TASK BRIEF:
Scan the data below for the string "JSON". Show every line where it turns up.

BEGIN DATA PROVIDED

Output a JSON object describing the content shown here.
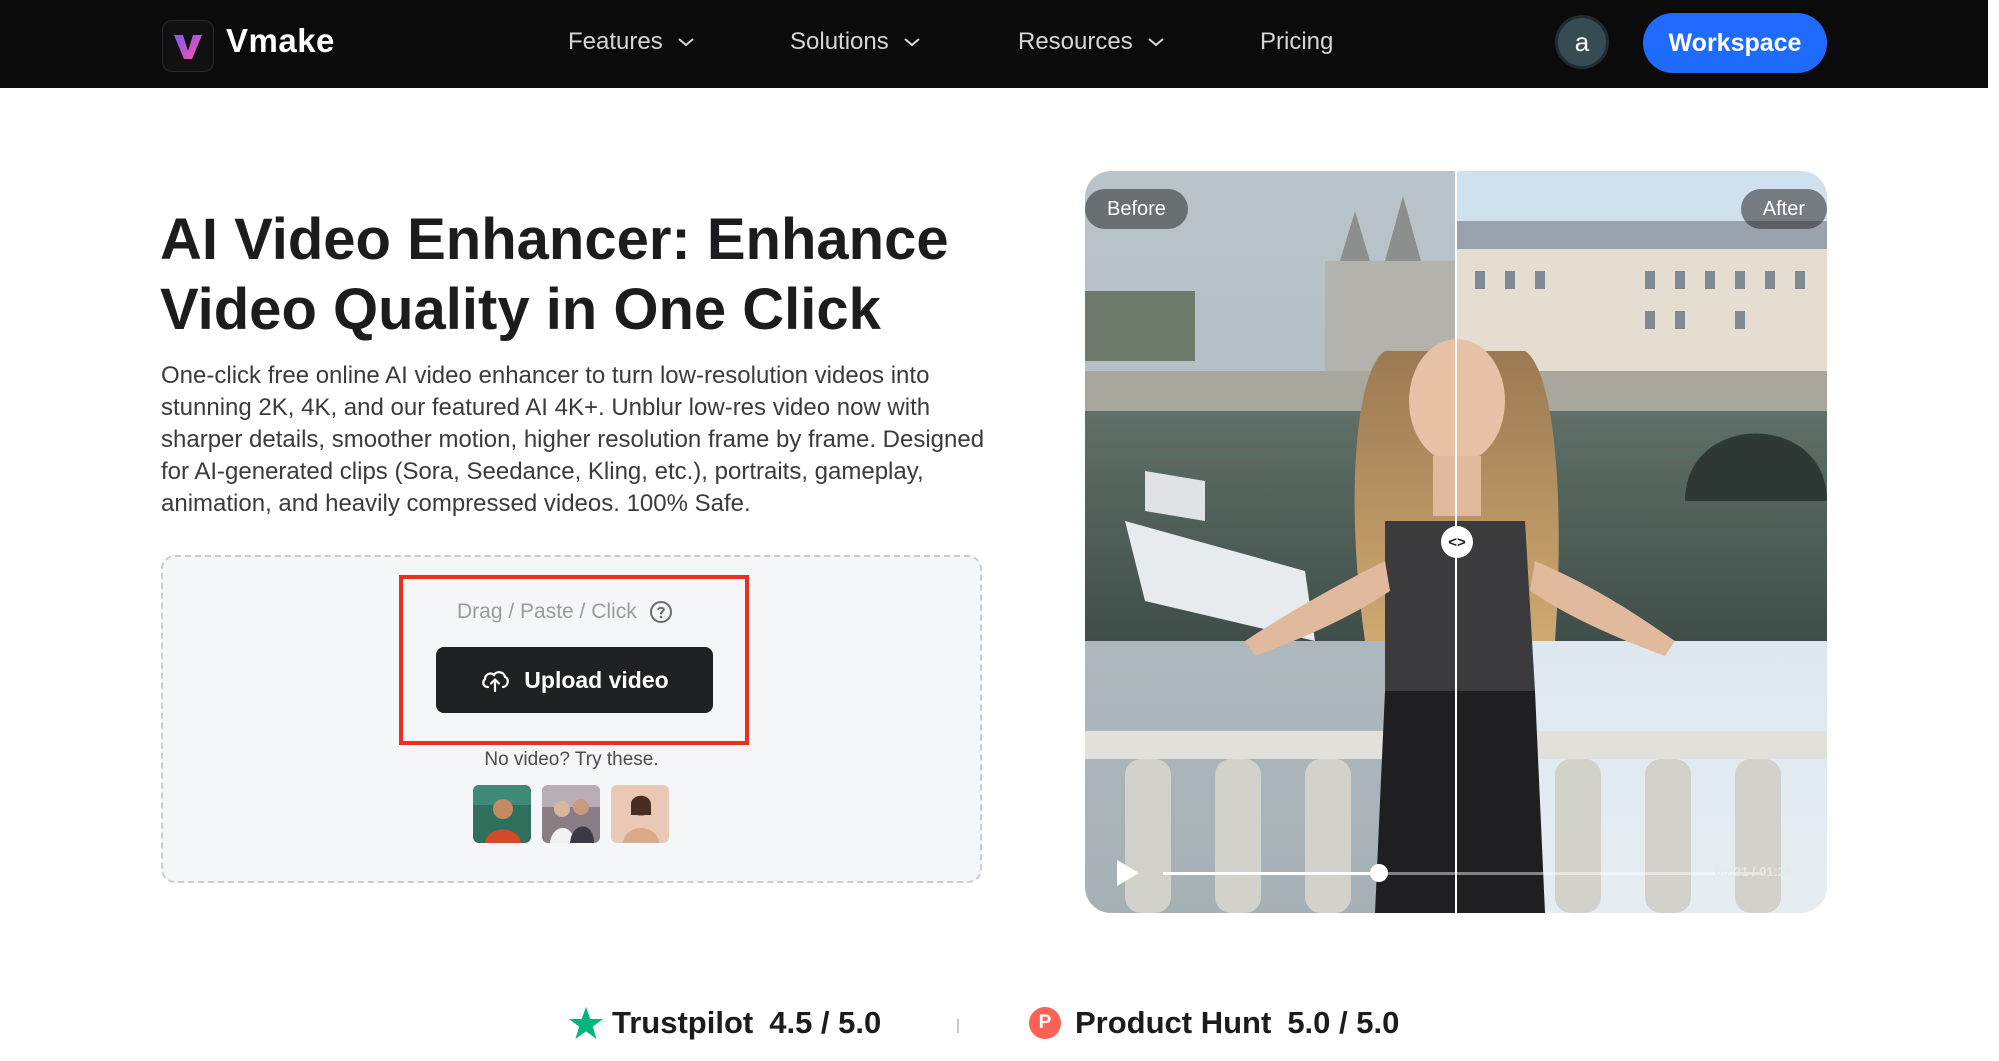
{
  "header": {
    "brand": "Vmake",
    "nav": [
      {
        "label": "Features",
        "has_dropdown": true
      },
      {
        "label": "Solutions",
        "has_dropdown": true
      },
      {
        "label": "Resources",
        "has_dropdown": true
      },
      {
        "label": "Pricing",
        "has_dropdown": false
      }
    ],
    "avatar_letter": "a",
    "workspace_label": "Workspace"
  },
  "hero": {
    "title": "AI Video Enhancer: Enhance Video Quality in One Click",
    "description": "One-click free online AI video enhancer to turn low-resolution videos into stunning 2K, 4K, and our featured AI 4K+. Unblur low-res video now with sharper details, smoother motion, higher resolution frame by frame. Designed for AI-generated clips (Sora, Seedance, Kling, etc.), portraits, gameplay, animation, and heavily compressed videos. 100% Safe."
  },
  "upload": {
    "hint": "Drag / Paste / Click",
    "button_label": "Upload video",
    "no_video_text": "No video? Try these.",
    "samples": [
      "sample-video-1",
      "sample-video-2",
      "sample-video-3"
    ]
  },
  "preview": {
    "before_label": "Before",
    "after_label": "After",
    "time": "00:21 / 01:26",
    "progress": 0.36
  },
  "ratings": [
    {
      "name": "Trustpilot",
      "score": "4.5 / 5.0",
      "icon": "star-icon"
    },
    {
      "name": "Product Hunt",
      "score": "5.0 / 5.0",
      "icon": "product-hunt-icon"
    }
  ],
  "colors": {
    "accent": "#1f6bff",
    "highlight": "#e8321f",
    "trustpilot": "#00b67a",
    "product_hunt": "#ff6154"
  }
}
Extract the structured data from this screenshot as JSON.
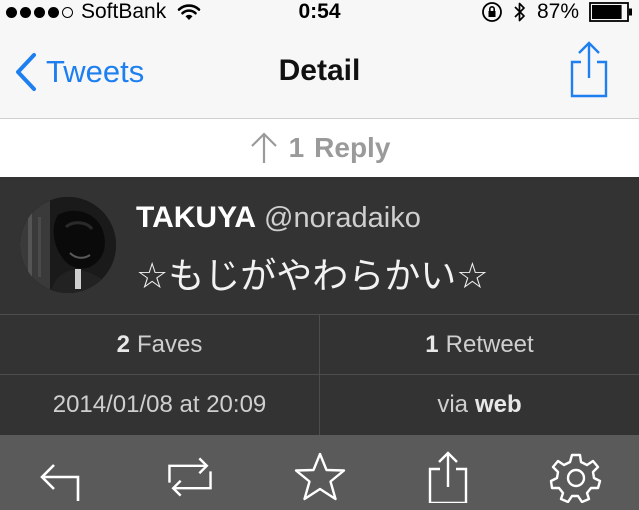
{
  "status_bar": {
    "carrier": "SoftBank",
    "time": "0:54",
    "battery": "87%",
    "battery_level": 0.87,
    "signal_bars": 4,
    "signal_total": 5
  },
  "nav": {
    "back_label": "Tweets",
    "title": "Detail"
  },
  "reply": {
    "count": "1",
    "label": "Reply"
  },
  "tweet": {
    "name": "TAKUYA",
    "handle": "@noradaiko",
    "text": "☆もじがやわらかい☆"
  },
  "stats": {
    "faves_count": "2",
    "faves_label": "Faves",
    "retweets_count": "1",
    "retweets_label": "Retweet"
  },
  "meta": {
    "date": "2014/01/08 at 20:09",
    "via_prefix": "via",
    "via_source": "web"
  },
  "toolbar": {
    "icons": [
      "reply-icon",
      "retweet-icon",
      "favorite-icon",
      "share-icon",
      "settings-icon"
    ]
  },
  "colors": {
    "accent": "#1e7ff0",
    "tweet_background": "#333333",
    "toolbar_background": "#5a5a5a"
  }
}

END DATA PROVIDED
BEGIN DATA PROVIDED

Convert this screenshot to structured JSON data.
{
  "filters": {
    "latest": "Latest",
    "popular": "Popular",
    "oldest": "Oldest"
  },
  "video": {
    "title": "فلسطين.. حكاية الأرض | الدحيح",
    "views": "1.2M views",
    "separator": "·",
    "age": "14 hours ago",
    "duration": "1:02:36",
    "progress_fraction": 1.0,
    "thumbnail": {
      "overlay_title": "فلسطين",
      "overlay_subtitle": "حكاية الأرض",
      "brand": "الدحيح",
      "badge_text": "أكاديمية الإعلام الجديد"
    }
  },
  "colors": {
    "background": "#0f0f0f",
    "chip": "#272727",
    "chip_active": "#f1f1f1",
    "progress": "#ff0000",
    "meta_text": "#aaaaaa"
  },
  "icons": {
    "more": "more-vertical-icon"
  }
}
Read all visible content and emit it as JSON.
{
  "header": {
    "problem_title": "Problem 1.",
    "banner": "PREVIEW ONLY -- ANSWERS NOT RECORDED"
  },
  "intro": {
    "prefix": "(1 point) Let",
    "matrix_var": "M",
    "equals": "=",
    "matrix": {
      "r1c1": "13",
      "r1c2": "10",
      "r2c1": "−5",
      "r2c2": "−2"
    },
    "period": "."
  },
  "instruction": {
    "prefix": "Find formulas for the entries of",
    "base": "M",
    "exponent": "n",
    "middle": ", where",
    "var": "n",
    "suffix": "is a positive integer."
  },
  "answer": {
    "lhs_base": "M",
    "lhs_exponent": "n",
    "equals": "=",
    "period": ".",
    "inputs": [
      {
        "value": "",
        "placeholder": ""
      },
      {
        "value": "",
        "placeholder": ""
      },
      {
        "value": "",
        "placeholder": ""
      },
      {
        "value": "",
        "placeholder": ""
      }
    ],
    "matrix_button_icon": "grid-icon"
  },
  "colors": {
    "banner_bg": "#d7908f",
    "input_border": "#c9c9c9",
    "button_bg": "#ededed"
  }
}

END DATA PROVIDED

FINISHED ANSWER:
Output a JSON object describing the content shown here.
Extract the structured data from this screenshot as JSON.
Convert this screenshot to structured JSON data.
Read all visible content and emit it as JSON.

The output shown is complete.